Below are entries. Pull out all lines containing "Specify".

[BEGIN]

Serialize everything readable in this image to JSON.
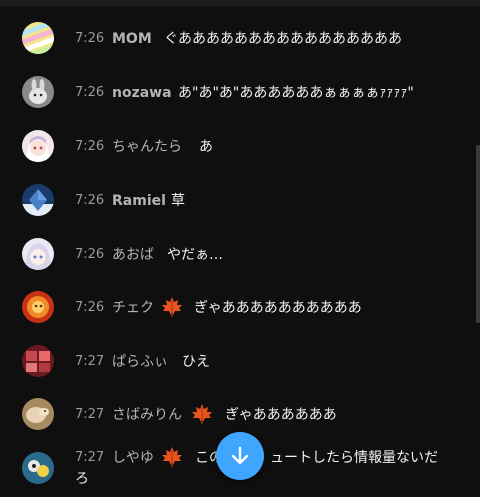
{
  "messages": [
    {
      "time": "7:26",
      "author": "MOM",
      "text": "ぐああああああああああああああああ"
    },
    {
      "time": "7:26",
      "author": "nozawa",
      "text": "あ\"あ\"あ\"ああああああぁぁぁぁｧｧｧｧ\""
    },
    {
      "time": "7:26",
      "author": "ちゃんたら",
      "text": "あ"
    },
    {
      "time": "7:26",
      "author": "Ramiel",
      "text": "草"
    },
    {
      "time": "7:26",
      "author": "あおば",
      "text": "やだぁ…"
    },
    {
      "time": "7:26",
      "author": "チェク",
      "text": "ぎゃああああああああああ"
    },
    {
      "time": "7:27",
      "author": "ぱらふぃ",
      "text": "ひえ"
    },
    {
      "time": "7:27",
      "author": "さばみりん",
      "text": "ぎゃああああああ"
    },
    {
      "time": "7:27",
      "author": "しやゆ",
      "text_before": "この",
      "text_after": "ュートしたら情報量ないだ",
      "text_wrap": "ろ"
    }
  ],
  "badge_icon": "maple-leaf-icon",
  "scroll_button_icon": "arrow-down-icon",
  "colors": {
    "background": "#0f0f0f",
    "timestamp": "#9a9a9a",
    "author": "#b4b4b4",
    "message": "#f1f1f1",
    "accent": "#3ea6ff",
    "badge": "#e8541e"
  }
}
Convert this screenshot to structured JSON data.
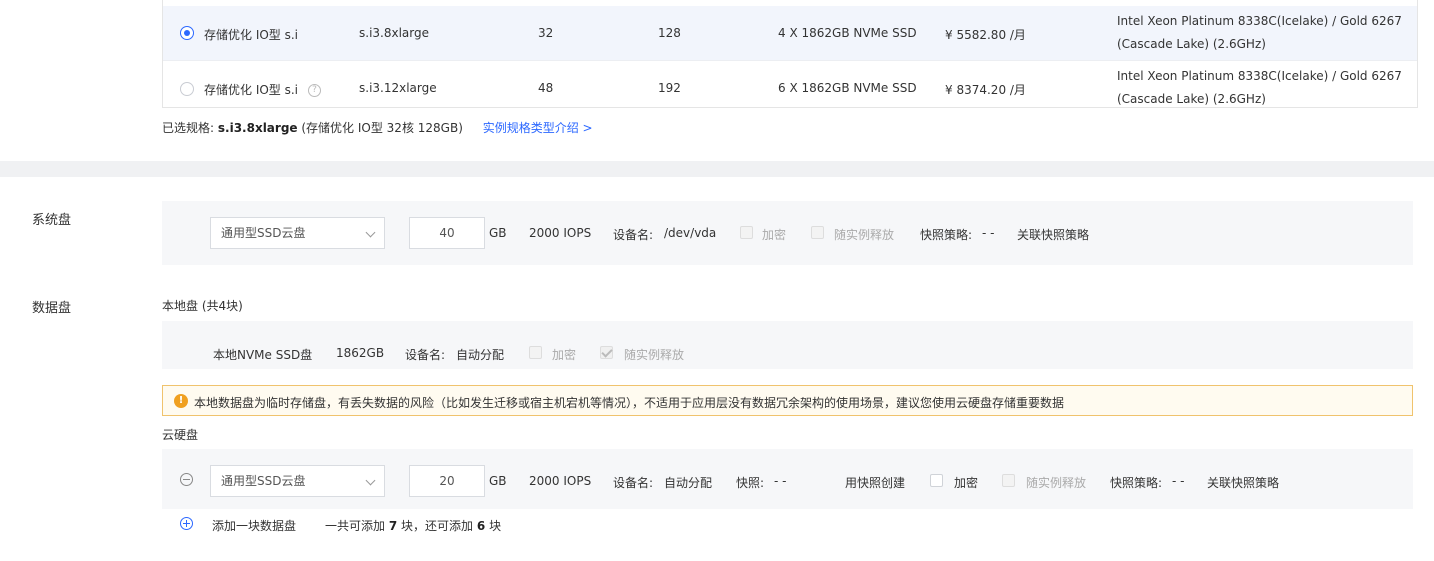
{
  "instances": [
    {
      "name": "存储优化 IO型 s.i",
      "spec": "s.i3.8xlarge",
      "vcpu": "32",
      "mem": "128",
      "disk": "4 X 1862GB NVMe SSD",
      "price": "¥ 5582.80 /月",
      "cpu_model": "Intel Xeon Platinum 8338C(Icelake) / Gold 6267 (Cascade Lake) (2.6GHz)",
      "selected": true
    },
    {
      "name": "存储优化 IO型 s.i",
      "spec": "s.i3.12xlarge",
      "vcpu": "48",
      "mem": "192",
      "disk": "6 X 1862GB NVMe SSD",
      "price": "¥ 8374.20 /月",
      "cpu_model": "Intel Xeon Platinum 8338C(Icelake) / Gold 6267 (Cascade Lake) (2.6GHz)",
      "selected": false
    }
  ],
  "selection": {
    "prefix": "已选规格:",
    "spec": "s.i3.8xlarge",
    "detail": "(存储优化 IO型 32核 128GB)",
    "intro_link": "实例规格类型介绍 >"
  },
  "system_disk": {
    "label": "系统盘",
    "type": "通用型SSD云盘",
    "size": "40",
    "unit": "GB",
    "iops": "2000 IOPS",
    "device_label": "设备名:",
    "device": "/dev/vda",
    "encrypt": "加密",
    "release": "随实例释放",
    "snapshot_policy_label": "快照策略:",
    "snapshot_policy_value": "- -",
    "snapshot_link": "关联快照策略"
  },
  "data_disk": {
    "label": "数据盘",
    "local_title": "本地盘 (共4块)",
    "local_type": "本地NVMe SSD盘",
    "local_size": "1862GB",
    "local_device_label": "设备名:",
    "local_device": "自动分配",
    "local_encrypt": "加密",
    "local_release": "随实例释放",
    "warning": "本地数据盘为临时存储盘，有丢失数据的风险（比如发生迁移或宿主机宕机等情况），不适用于应用层没有数据冗余架构的使用场景，建议您使用云硬盘存储重要数据",
    "cloud_title": "云硬盘",
    "cloud_type": "通用型SSD云盘",
    "cloud_size": "20",
    "unit": "GB",
    "iops": "2000 IOPS",
    "device_label": "设备名:",
    "device": "自动分配",
    "snapshot_label": "快照:",
    "snapshot_value": "- -",
    "create_from_snapshot": "用快照创建",
    "encrypt": "加密",
    "release": "随实例释放",
    "snapshot_policy_label": "快照策略:",
    "snapshot_policy_value": "- -",
    "snapshot_link": "关联快照策略",
    "add_link": "添加一块数据盘",
    "quota_prefix": "一共可添加",
    "quota_total": "7",
    "quota_mid": "块，还可添加",
    "quota_left": "6",
    "quota_suffix": "块"
  }
}
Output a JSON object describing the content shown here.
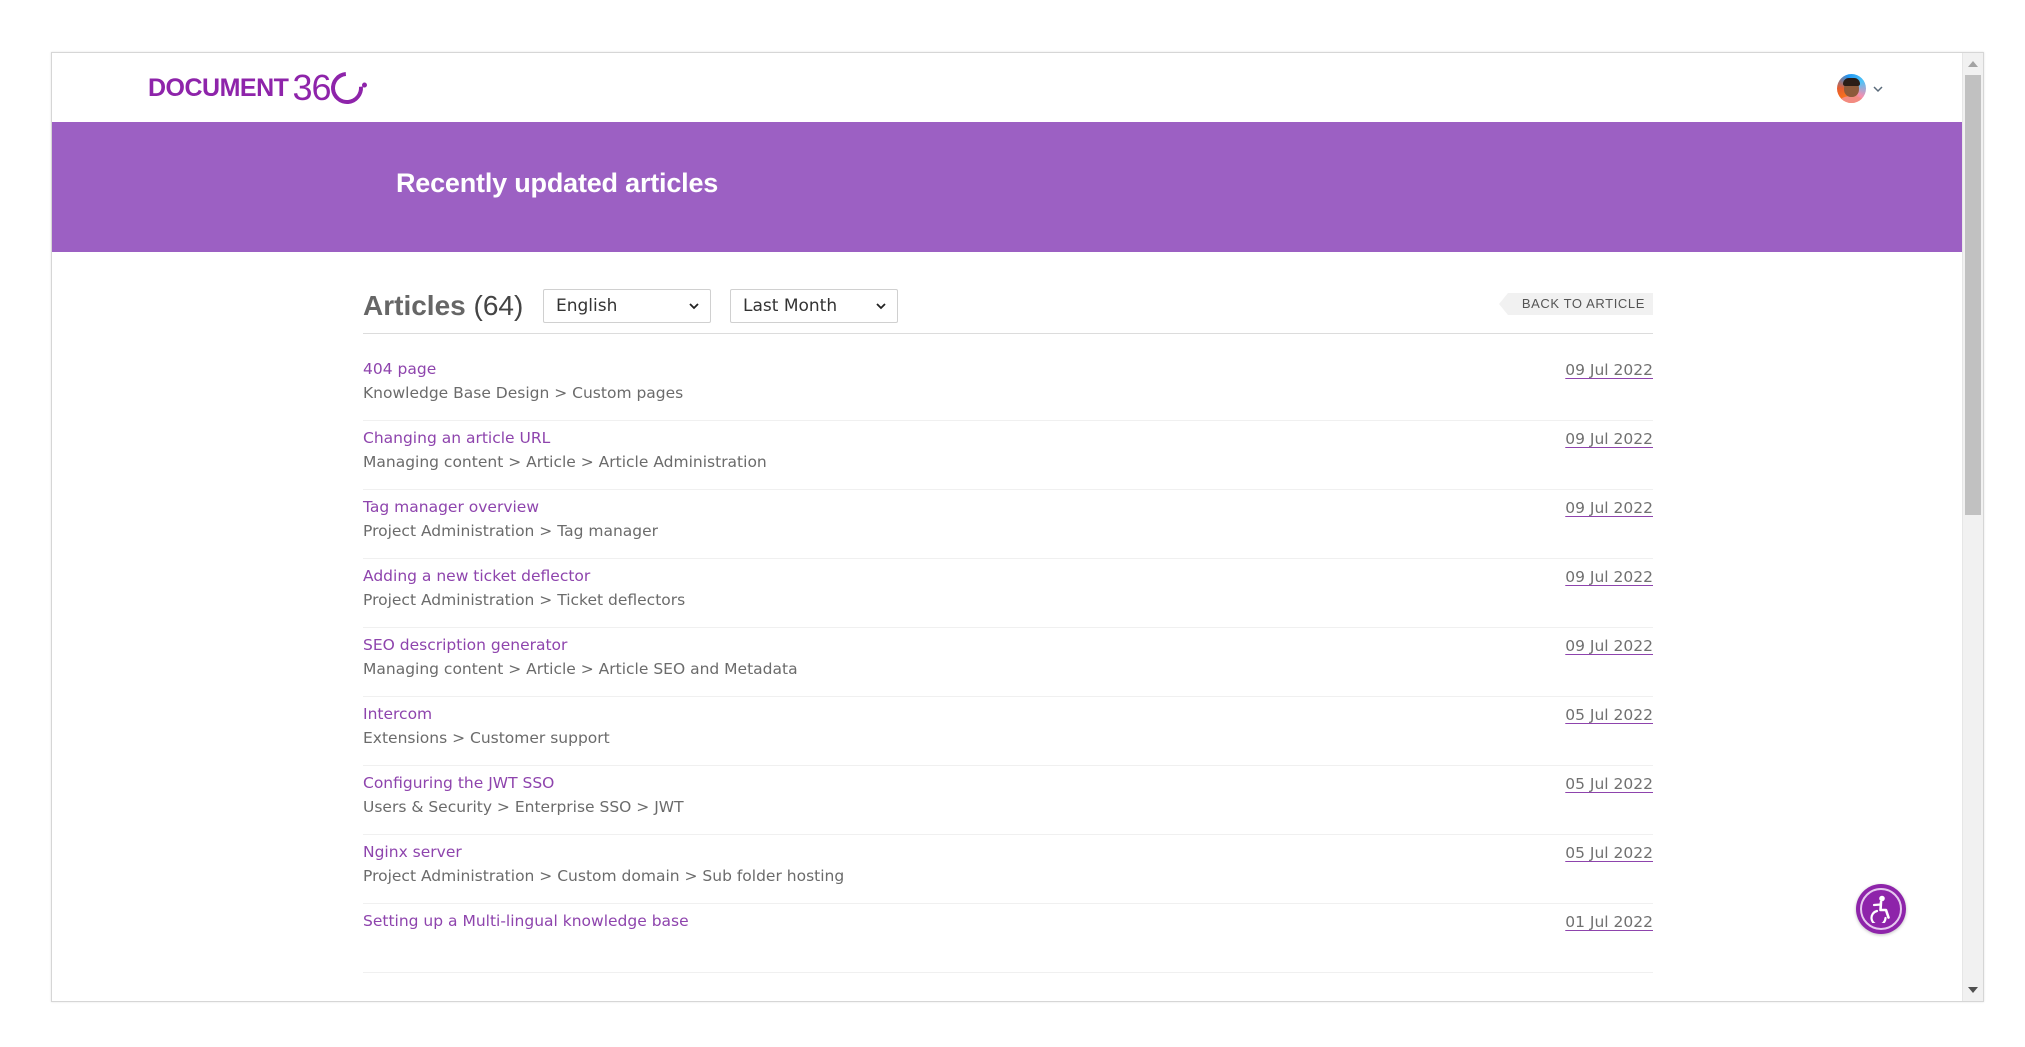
{
  "header": {
    "logo_word": "DOCUMENT",
    "logo_number": "36",
    "user_avatar_icon": "user-avatar",
    "user_menu_icon": "chevron-down-icon"
  },
  "banner": {
    "title": "Recently updated articles",
    "background_color": "#9c60c3"
  },
  "toolbar": {
    "title": "Articles",
    "count": "(64)",
    "language_select": {
      "selected": "English"
    },
    "range_select": {
      "selected": "Last Month"
    },
    "back_button": "BACK TO ARTICLE"
  },
  "articles": [
    {
      "title": "404 page",
      "path": "Knowledge Base Design > Custom pages",
      "date": "09 Jul 2022"
    },
    {
      "title": "Changing an article URL",
      "path": "Managing content > Article > Article Administration",
      "date": "09 Jul 2022"
    },
    {
      "title": "Tag manager overview",
      "path": "Project Administration > Tag manager",
      "date": "09 Jul 2022"
    },
    {
      "title": "Adding a new ticket deflector",
      "path": "Project Administration > Ticket deflectors",
      "date": "09 Jul 2022"
    },
    {
      "title": "SEO description generator",
      "path": "Managing content > Article > Article SEO and Metadata",
      "date": "09 Jul 2022"
    },
    {
      "title": "Intercom",
      "path": "Extensions > Customer support",
      "date": "05 Jul 2022"
    },
    {
      "title": "Configuring the JWT SSO",
      "path": "Users & Security > Enterprise SSO > JWT",
      "date": "05 Jul 2022"
    },
    {
      "title": "Nginx server",
      "path": "Project Administration > Custom domain > Sub folder hosting",
      "date": "05 Jul 2022"
    },
    {
      "title": "Setting up a Multi-lingual knowledge base",
      "path": "",
      "date": "01 Jul 2022"
    }
  ],
  "accessibility": {
    "icon": "accessibility-icon"
  },
  "colors": {
    "brand": "#8e24aa",
    "link": "#8e44ad",
    "banner": "#9c60c3"
  }
}
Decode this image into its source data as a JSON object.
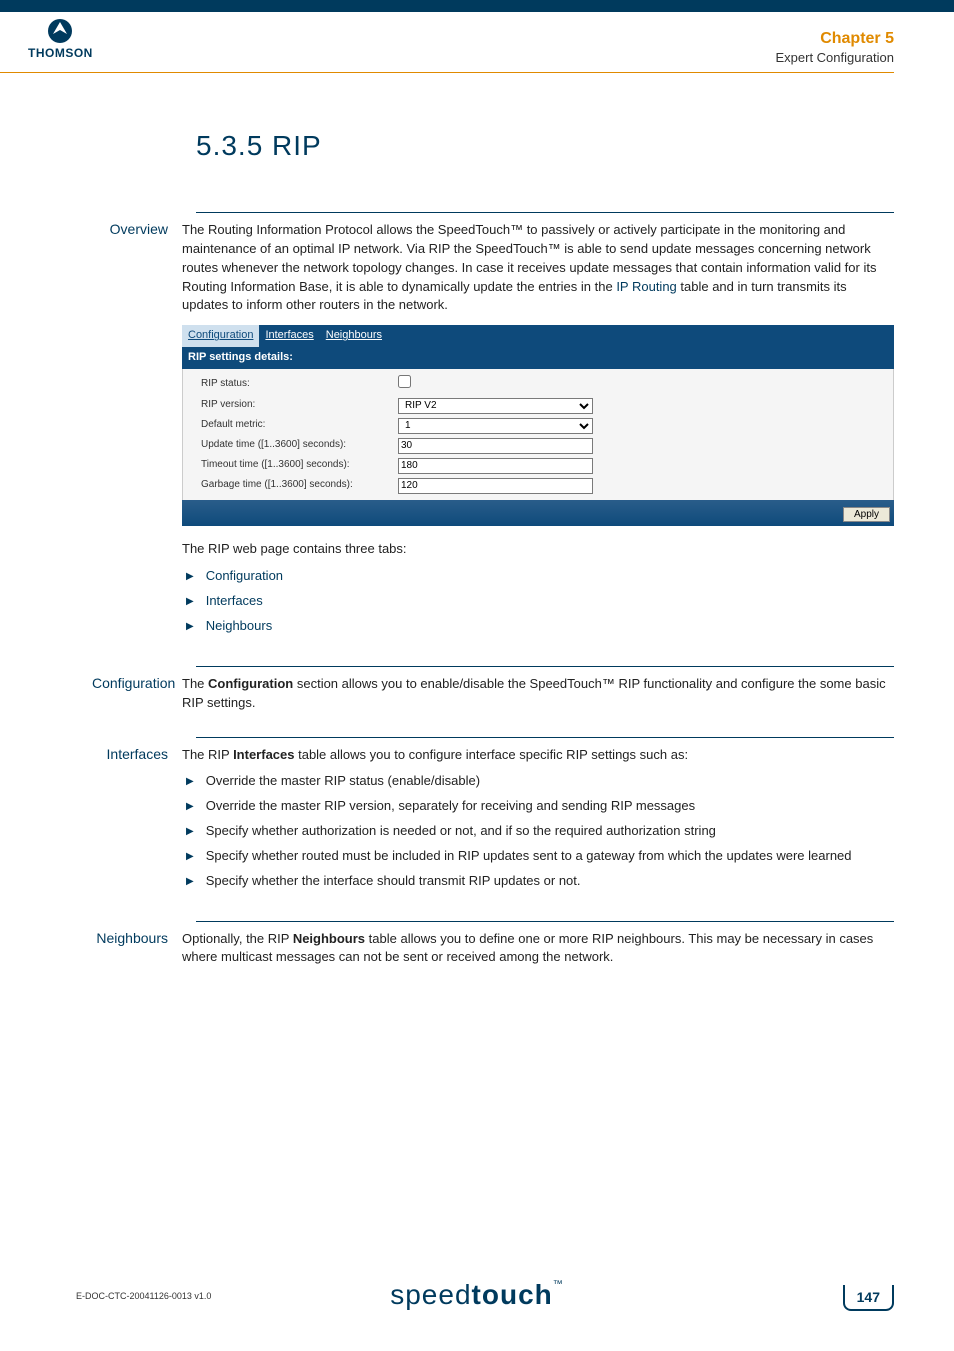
{
  "header": {
    "logo_text": "THOMSON",
    "chapter": "Chapter 5",
    "chapter_sub": "Expert Configuration"
  },
  "title": "5.3.5   RIP",
  "overview": {
    "label": "Overview",
    "text_before_link": "The Routing Information Protocol allows the SpeedTouch™ to passively or actively participate in the monitoring and maintenance of an optimal IP network. Via RIP the SpeedTouch™ is able to send update messages concerning network routes whenever the network topology changes. In case it receives update messages that contain information valid for its Routing Information Base, it is able to dynamically update the entries in the ",
    "link_text": "IP Routing",
    "text_after_link": " table and in turn transmits its updates to inform other routers in the network.",
    "tabs_intro": "The RIP web page contains three tabs:",
    "tab_items": [
      "Configuration",
      "Interfaces",
      "Neighbours"
    ]
  },
  "panel": {
    "tabs": [
      "Configuration",
      "Interfaces",
      "Neighbours"
    ],
    "header": "RIP settings details:",
    "rows": [
      {
        "label": "RIP status:",
        "type": "checkbox",
        "value": ""
      },
      {
        "label": "RIP version:",
        "type": "select",
        "value": "RIP V2"
      },
      {
        "label": "Default metric:",
        "type": "select",
        "value": "1"
      },
      {
        "label": "Update time ([1..3600] seconds):",
        "type": "text",
        "value": "30"
      },
      {
        "label": "Timeout time ([1..3600] seconds):",
        "type": "text",
        "value": "180"
      },
      {
        "label": "Garbage time ([1..3600] seconds):",
        "type": "text",
        "value": "120"
      }
    ],
    "apply": "Apply"
  },
  "configuration": {
    "label": "Configuration",
    "text_prefix": "The ",
    "text_bold": "Configuration",
    "text_suffix": " section allows you to enable/disable the SpeedTouch™ RIP functionality and configure the some basic RIP settings."
  },
  "interfaces": {
    "label": "Interfaces",
    "text_prefix": "The RIP ",
    "text_bold": "Interfaces",
    "text_suffix": " table allows you to configure interface specific RIP settings such as:",
    "items": [
      "Override the master RIP status (enable/disable)",
      "Override the master RIP version, separately for receiving and sending RIP messages",
      "Specify whether authorization is needed or not, and if so the required authorization string",
      "Specify whether routed must be included in RIP updates sent to a gateway from which the updates were learned",
      "Specify whether the interface should transmit RIP updates or not."
    ]
  },
  "neighbours": {
    "label": "Neighbours",
    "text_prefix": "Optionally, the RIP ",
    "text_bold": "Neighbours",
    "text_suffix": " table allows you to define one or more RIP neighbours. This may be necessary in cases where multicast messages can not be sent or received among the network."
  },
  "footer": {
    "doc_id": "E-DOC-CTC-20041126-0013 v1.0",
    "brand_light": "speed",
    "brand_bold": "touch",
    "tm": "™",
    "page": "147"
  }
}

[END]

- **RESPONSE TO THIS TASK**
      "Specify whether authorization is needed or not, and if so the required authorization string",
      "Specify whether routed must be included in RIP updates sent to a gateway from which the updates were learned",
      "Specify whether the interface should transmit RIP updates or not."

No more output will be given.